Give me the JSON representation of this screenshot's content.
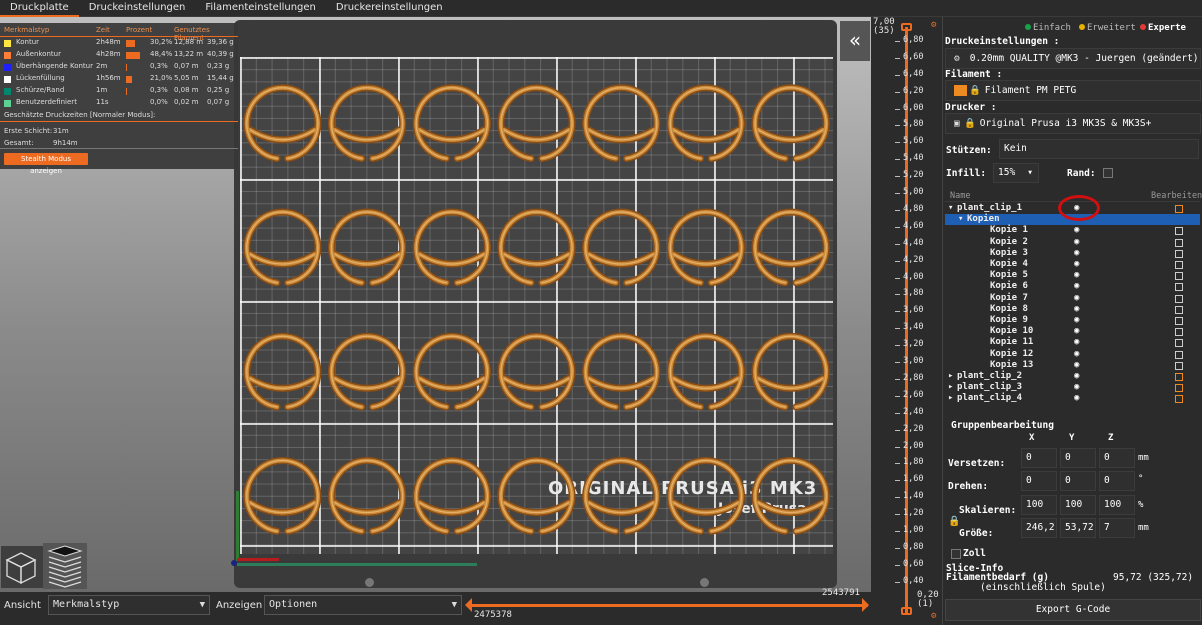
{
  "tabs": [
    "Druckplatte",
    "Druckeinstellungen",
    "Filamenteinstellungen",
    "Druckereinstellungen"
  ],
  "legend": {
    "headers": {
      "type": "Merkmalstyp",
      "time": "Zeit",
      "percent": "Prozent",
      "filament": "Genutztes Filament"
    },
    "rows": [
      {
        "name": "Kontur",
        "time": "2h48m",
        "percent": "30,2%",
        "pct": 30.2,
        "length": "12,88 m",
        "weight": "39,36 g",
        "color": "#ffe640"
      },
      {
        "name": "Außenkontur",
        "time": "4h28m",
        "percent": "48,4%",
        "pct": 48.4,
        "length": "13,22 m",
        "weight": "40,39 g",
        "color": "#ff7d38"
      },
      {
        "name": "Überhängende Kontur",
        "time": "2m",
        "percent": "0,3%",
        "pct": 0.3,
        "length": "0,07 m",
        "weight": "0,23 g",
        "color": "#1f1fff"
      },
      {
        "name": "Lückenfüllung",
        "time": "1h56m",
        "percent": "21,0%",
        "pct": 21.0,
        "length": "5,05 m",
        "weight": "15,44 g",
        "color": "#ffffff"
      },
      {
        "name": "Schürze/Rand",
        "time": "1m",
        "percent": "0,3%",
        "pct": 0.3,
        "length": "0,08 m",
        "weight": "0,25 g",
        "color": "#00876e"
      },
      {
        "name": "Benutzerdefiniert",
        "time": "11s",
        "percent": "0,0%",
        "pct": 0.0,
        "length": "0,02 m",
        "weight": "0,07 g",
        "color": "#5ed194"
      }
    ],
    "estimate_title": "Geschätzte Druckzeiten [Normaler Modus]:",
    "first_layer_label": "Erste Schicht:",
    "first_layer_value": "31m",
    "total_label": "Gesamt:",
    "total_value": "9h14m",
    "stealth_button": "Stealth Modus anzeigen"
  },
  "bed": {
    "logo_line1": "ORIGINAL PRUSA i3 MK3",
    "logo_line2": "Josef Prusa"
  },
  "toolbar": {
    "view_label": "Ansicht",
    "view_value": "Merkmalstyp",
    "show_label": "Anzeigen",
    "show_value": "Optionen",
    "slider_min": "2475378",
    "slider_max": "2543791"
  },
  "layers": {
    "top_value": "7,00",
    "top_index": "(35)",
    "bottom_value": "0,20",
    "bottom_index": "(1)",
    "ticks": [
      "7,00",
      "6,80",
      "6,60",
      "6,40",
      "6,20",
      "6,00",
      "5,80",
      "5,60",
      "5,40",
      "5,20",
      "5,00",
      "4,80",
      "4,60",
      "4,40",
      "4,20",
      "4,00",
      "3,80",
      "3,60",
      "3,40",
      "3,20",
      "3,00",
      "2,80",
      "2,60",
      "2,40",
      "2,20",
      "2,00",
      "1,80",
      "1,60",
      "1,40",
      "1,20",
      "1,00",
      "0,80",
      "0,60",
      "0,40"
    ]
  },
  "modes": {
    "simple": "Einfach",
    "advanced": "Erweitert",
    "expert": "Experte"
  },
  "print_settings": {
    "label": "Druckeinstellungen :",
    "value": "0.20mm QUALITY @MK3 - Juergen (geändert)"
  },
  "filament": {
    "label": "Filament :",
    "value": "Filament PM PETG"
  },
  "printer": {
    "label": "Drucker :",
    "value": "Original Prusa i3 MK3S & MK3S+"
  },
  "supports": {
    "label": "Stützen:",
    "value": "Kein"
  },
  "infill": {
    "label": "Infill:",
    "value": "15%",
    "brim_label": "Rand:"
  },
  "object_list": {
    "col_name": "Name",
    "col_edit": "Bearbeiten",
    "items": [
      {
        "name": "plant_clip_1",
        "indent": 0,
        "arrow": "▾",
        "selected": false,
        "edit": "orange"
      },
      {
        "name": "Kopien",
        "indent": 1,
        "arrow": "▾",
        "selected": true,
        "edit": ""
      },
      {
        "name": "Kopie 1",
        "indent": 2,
        "arrow": "",
        "selected": false,
        "edit": "grid"
      },
      {
        "name": "Kopie 2",
        "indent": 2,
        "arrow": "",
        "selected": false,
        "edit": "grid"
      },
      {
        "name": "Kopie 3",
        "indent": 2,
        "arrow": "",
        "selected": false,
        "edit": "grid"
      },
      {
        "name": "Kopie 4",
        "indent": 2,
        "arrow": "",
        "selected": false,
        "edit": "grid"
      },
      {
        "name": "Kopie 5",
        "indent": 2,
        "arrow": "",
        "selected": false,
        "edit": "grid"
      },
      {
        "name": "Kopie 6",
        "indent": 2,
        "arrow": "",
        "selected": false,
        "edit": "grid"
      },
      {
        "name": "Kopie 7",
        "indent": 2,
        "arrow": "",
        "selected": false,
        "edit": "grid"
      },
      {
        "name": "Kopie 8",
        "indent": 2,
        "arrow": "",
        "selected": false,
        "edit": "grid"
      },
      {
        "name": "Kopie 9",
        "indent": 2,
        "arrow": "",
        "selected": false,
        "edit": "grid"
      },
      {
        "name": "Kopie 10",
        "indent": 2,
        "arrow": "",
        "selected": false,
        "edit": "grid"
      },
      {
        "name": "Kopie 11",
        "indent": 2,
        "arrow": "",
        "selected": false,
        "edit": "grid"
      },
      {
        "name": "Kopie 12",
        "indent": 2,
        "arrow": "",
        "selected": false,
        "edit": "grid"
      },
      {
        "name": "Kopie 13",
        "indent": 2,
        "arrow": "",
        "selected": false,
        "edit": "grid"
      },
      {
        "name": "plant_clip_2",
        "indent": 0,
        "arrow": "▸",
        "selected": false,
        "edit": "orange"
      },
      {
        "name": "plant_clip_3",
        "indent": 0,
        "arrow": "▸",
        "selected": false,
        "edit": "orange"
      },
      {
        "name": "plant_clip_4",
        "indent": 0,
        "arrow": "▸",
        "selected": false,
        "edit": "orange"
      }
    ]
  },
  "group_edit": {
    "title": "Gruppenbearbeitung",
    "axes": [
      "X",
      "Y",
      "Z"
    ],
    "position_label": "Versetzen:",
    "position": [
      "0",
      "0",
      "0"
    ],
    "position_unit": "mm",
    "rotation_label": "Drehen:",
    "rotation": [
      "0",
      "0",
      "0"
    ],
    "rotation_unit": "°",
    "scale_label": "Skalieren:",
    "scale": [
      "100",
      "100",
      "100"
    ],
    "scale_unit": "%",
    "size_label": "Größe:",
    "size": [
      "246,2",
      "53,72",
      "7"
    ],
    "size_unit": "mm",
    "inch_label": "Zoll"
  },
  "slice_info": {
    "title": "Slice-Info",
    "filament_label": "Filamentbedarf (g)",
    "filament_sublabel": "(einschließlich Spule)",
    "filament_value": "95,72 (325,72)"
  },
  "export_button": "Export G-Code",
  "colors": {
    "accent": "#ed6b21",
    "selection": "#1e5fb4",
    "part": "#c98a3a",
    "highlight_ring": "#d01010"
  }
}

——————

GIVEN PROBLEM:
Quote every record above exactly, leaving out the pictures.

EXERCISE SOLUTION:
Give me the JSON representation of this screenshot's content.
{
  "tabs": [
    "Druckplatte",
    "Druckeinstellungen",
    "Filamenteinstellungen",
    "Druckereinstellungen"
  ],
  "legend": {
    "headers": {
      "type": "Merkmalstyp",
      "time": "Zeit",
      "percent": "Prozent",
      "filament": "Genutztes Filament"
    },
    "rows": [
      {
        "name": "Kontur",
        "time": "2h48m",
        "percent": "30,2%",
        "pct": 30.2,
        "length": "12,88 m",
        "weight": "39,36 g",
        "color": "#ffe640"
      },
      {
        "name": "Außenkontur",
        "time": "4h28m",
        "percent": "48,4%",
        "pct": 48.4,
        "length": "13,22 m",
        "weight": "40,39 g",
        "color": "#ff7d38"
      },
      {
        "name": "Überhängende Kontur",
        "time": "2m",
        "percent": "0,3%",
        "pct": 0.3,
        "length": "0,07 m",
        "weight": "0,23 g",
        "color": "#1f1fff"
      },
      {
        "name": "Lückenfüllung",
        "time": "1h56m",
        "percent": "21,0%",
        "pct": 21.0,
        "length": "5,05 m",
        "weight": "15,44 g",
        "color": "#ffffff"
      },
      {
        "name": "Schürze/Rand",
        "time": "1m",
        "percent": "0,3%",
        "pct": 0.3,
        "length": "0,08 m",
        "weight": "0,25 g",
        "color": "#00876e"
      },
      {
        "name": "Benutzerdefiniert",
        "time": "11s",
        "percent": "0,0%",
        "pct": 0.0,
        "length": "0,02 m",
        "weight": "0,07 g",
        "color": "#5ed194"
      }
    ],
    "estimate_title": "Geschätzte Druckzeiten [Normaler Modus]:",
    "first_layer_label": "Erste Schicht:",
    "first_layer_value": "31m",
    "total_label": "Gesamt:",
    "total_value": "9h14m",
    "stealth_button": "Stealth Modus anzeigen"
  },
  "bed": {
    "logo_line1": "ORIGINAL PRUSA i3 MK3",
    "logo_line2": "Josef Prusa"
  },
  "toolbar": {
    "view_label": "Ansicht",
    "view_value": "Merkmalstyp",
    "show_label": "Anzeigen",
    "show_value": "Optionen",
    "slider_min": "2475378",
    "slider_max": "2543791"
  },
  "layers": {
    "top_value": "7,00",
    "top_index": "(35)",
    "bottom_value": "0,20",
    "bottom_index": "(1)",
    "ticks": [
      "7,00",
      "6,80",
      "6,60",
      "6,40",
      "6,20",
      "6,00",
      "5,80",
      "5,60",
      "5,40",
      "5,20",
      "5,00",
      "4,80",
      "4,60",
      "4,40",
      "4,20",
      "4,00",
      "3,80",
      "3,60",
      "3,40",
      "3,20",
      "3,00",
      "2,80",
      "2,60",
      "2,40",
      "2,20",
      "2,00",
      "1,80",
      "1,60",
      "1,40",
      "1,20",
      "1,00",
      "0,80",
      "0,60",
      "0,40"
    ]
  },
  "modes": {
    "simple": "Einfach",
    "advanced": "Erweitert",
    "expert": "Experte"
  },
  "print_settings": {
    "label": "Druckeinstellungen :",
    "value": "0.20mm QUALITY @MK3 - Juergen (geändert)"
  },
  "filament": {
    "label": "Filament :",
    "value": "Filament PM PETG"
  },
  "printer": {
    "label": "Drucker :",
    "value": "Original Prusa i3 MK3S & MK3S+"
  },
  "supports": {
    "label": "Stützen:",
    "value": "Kein"
  },
  "infill": {
    "label": "Infill:",
    "value": "15%",
    "brim_label": "Rand:"
  },
  "object_list": {
    "col_name": "Name",
    "col_edit": "Bearbeiten",
    "items": [
      {
        "name": "plant_clip_1",
        "indent": 0,
        "arrow": "▾",
        "selected": false,
        "edit": "orange"
      },
      {
        "name": "Kopien",
        "indent": 1,
        "arrow": "▾",
        "selected": true,
        "edit": ""
      },
      {
        "name": "Kopie 1",
        "indent": 2,
        "arrow": "",
        "selected": false,
        "edit": "grid"
      },
      {
        "name": "Kopie 2",
        "indent": 2,
        "arrow": "",
        "selected": false,
        "edit": "grid"
      },
      {
        "name": "Kopie 3",
        "indent": 2,
        "arrow": "",
        "selected": false,
        "edit": "grid"
      },
      {
        "name": "Kopie 4",
        "indent": 2,
        "arrow": "",
        "selected": false,
        "edit": "grid"
      },
      {
        "name": "Kopie 5",
        "indent": 2,
        "arrow": "",
        "selected": false,
        "edit": "grid"
      },
      {
        "name": "Kopie 6",
        "indent": 2,
        "arrow": "",
        "selected": false,
        "edit": "grid"
      },
      {
        "name": "Kopie 7",
        "indent": 2,
        "arrow": "",
        "selected": false,
        "edit": "grid"
      },
      {
        "name": "Kopie 8",
        "indent": 2,
        "arrow": "",
        "selected": false,
        "edit": "grid"
      },
      {
        "name": "Kopie 9",
        "indent": 2,
        "arrow": "",
        "selected": false,
        "edit": "grid"
      },
      {
        "name": "Kopie 10",
        "indent": 2,
        "arrow": "",
        "selected": false,
        "edit": "grid"
      },
      {
        "name": "Kopie 11",
        "indent": 2,
        "arrow": "",
        "selected": false,
        "edit": "grid"
      },
      {
        "name": "Kopie 12",
        "indent": 2,
        "arrow": "",
        "selected": false,
        "edit": "grid"
      },
      {
        "name": "Kopie 13",
        "indent": 2,
        "arrow": "",
        "selected": false,
        "edit": "grid"
      },
      {
        "name": "plant_clip_2",
        "indent": 0,
        "arrow": "▸",
        "selected": false,
        "edit": "orange"
      },
      {
        "name": "plant_clip_3",
        "indent": 0,
        "arrow": "▸",
        "selected": false,
        "edit": "orange"
      },
      {
        "name": "plant_clip_4",
        "indent": 0,
        "arrow": "▸",
        "selected": false,
        "edit": "orange"
      }
    ]
  },
  "group_edit": {
    "title": "Gruppenbearbeitung",
    "axes": [
      "X",
      "Y",
      "Z"
    ],
    "position_label": "Versetzen:",
    "position": [
      "0",
      "0",
      "0"
    ],
    "position_unit": "mm",
    "rotation_label": "Drehen:",
    "rotation": [
      "0",
      "0",
      "0"
    ],
    "rotation_unit": "°",
    "scale_label": "Skalieren:",
    "scale": [
      "100",
      "100",
      "100"
    ],
    "scale_unit": "%",
    "size_label": "Größe:",
    "size": [
      "246,2",
      "53,72",
      "7"
    ],
    "size_unit": "mm",
    "inch_label": "Zoll"
  },
  "slice_info": {
    "title": "Slice-Info",
    "filament_label": "Filamentbedarf (g)",
    "filament_sublabel": "(einschließlich Spule)",
    "filament_value": "95,72 (325,72)"
  },
  "export_button": "Export G-Code",
  "colors": {
    "accent": "#ed6b21",
    "selection": "#1e5fb4",
    "part": "#c98a3a",
    "highlight_ring": "#d01010"
  }
}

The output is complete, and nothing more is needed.